- **WHAT THE EXERCISE ASKS**: Give nothing except the number of lines containing the word "subtitle".
━━━ DATA SUPPLIED
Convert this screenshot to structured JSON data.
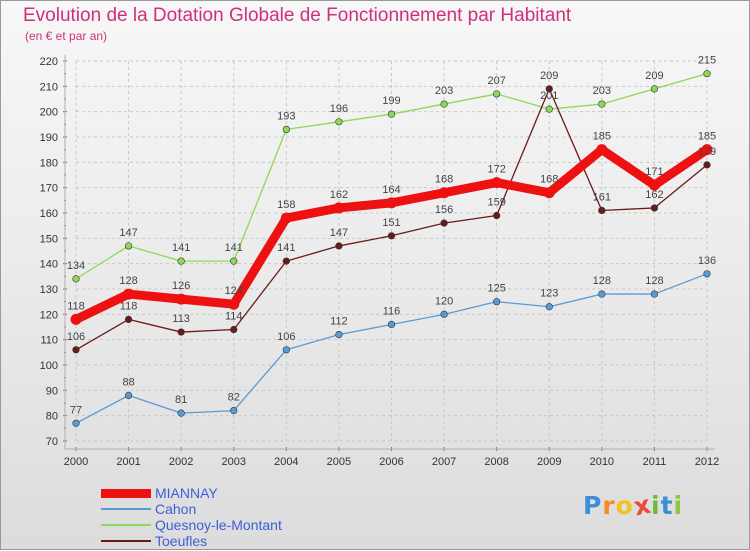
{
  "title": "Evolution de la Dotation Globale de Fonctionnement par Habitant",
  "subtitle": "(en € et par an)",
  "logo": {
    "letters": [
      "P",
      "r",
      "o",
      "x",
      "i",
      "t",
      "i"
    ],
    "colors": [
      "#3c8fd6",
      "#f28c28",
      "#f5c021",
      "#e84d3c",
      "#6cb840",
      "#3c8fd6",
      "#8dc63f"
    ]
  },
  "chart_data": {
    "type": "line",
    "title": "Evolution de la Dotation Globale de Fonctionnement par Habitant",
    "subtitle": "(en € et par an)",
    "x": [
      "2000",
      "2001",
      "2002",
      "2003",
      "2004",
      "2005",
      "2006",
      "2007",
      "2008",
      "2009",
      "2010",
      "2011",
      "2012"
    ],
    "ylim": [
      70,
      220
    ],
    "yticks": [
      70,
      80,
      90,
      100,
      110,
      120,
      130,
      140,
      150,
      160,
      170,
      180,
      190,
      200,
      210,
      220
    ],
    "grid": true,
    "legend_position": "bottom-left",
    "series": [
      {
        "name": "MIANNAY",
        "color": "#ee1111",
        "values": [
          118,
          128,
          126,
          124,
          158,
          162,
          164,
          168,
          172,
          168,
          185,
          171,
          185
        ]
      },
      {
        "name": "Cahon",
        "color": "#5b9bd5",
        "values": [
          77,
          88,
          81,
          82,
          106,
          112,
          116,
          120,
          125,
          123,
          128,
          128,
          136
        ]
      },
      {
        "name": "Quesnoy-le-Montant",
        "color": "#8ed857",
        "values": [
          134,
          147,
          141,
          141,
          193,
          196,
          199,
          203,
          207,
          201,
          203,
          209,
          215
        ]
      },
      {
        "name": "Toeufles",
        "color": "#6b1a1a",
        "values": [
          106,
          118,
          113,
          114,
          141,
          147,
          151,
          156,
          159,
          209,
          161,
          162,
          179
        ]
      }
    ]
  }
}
━━━━━━
- **CORRECT ANSWER**: 2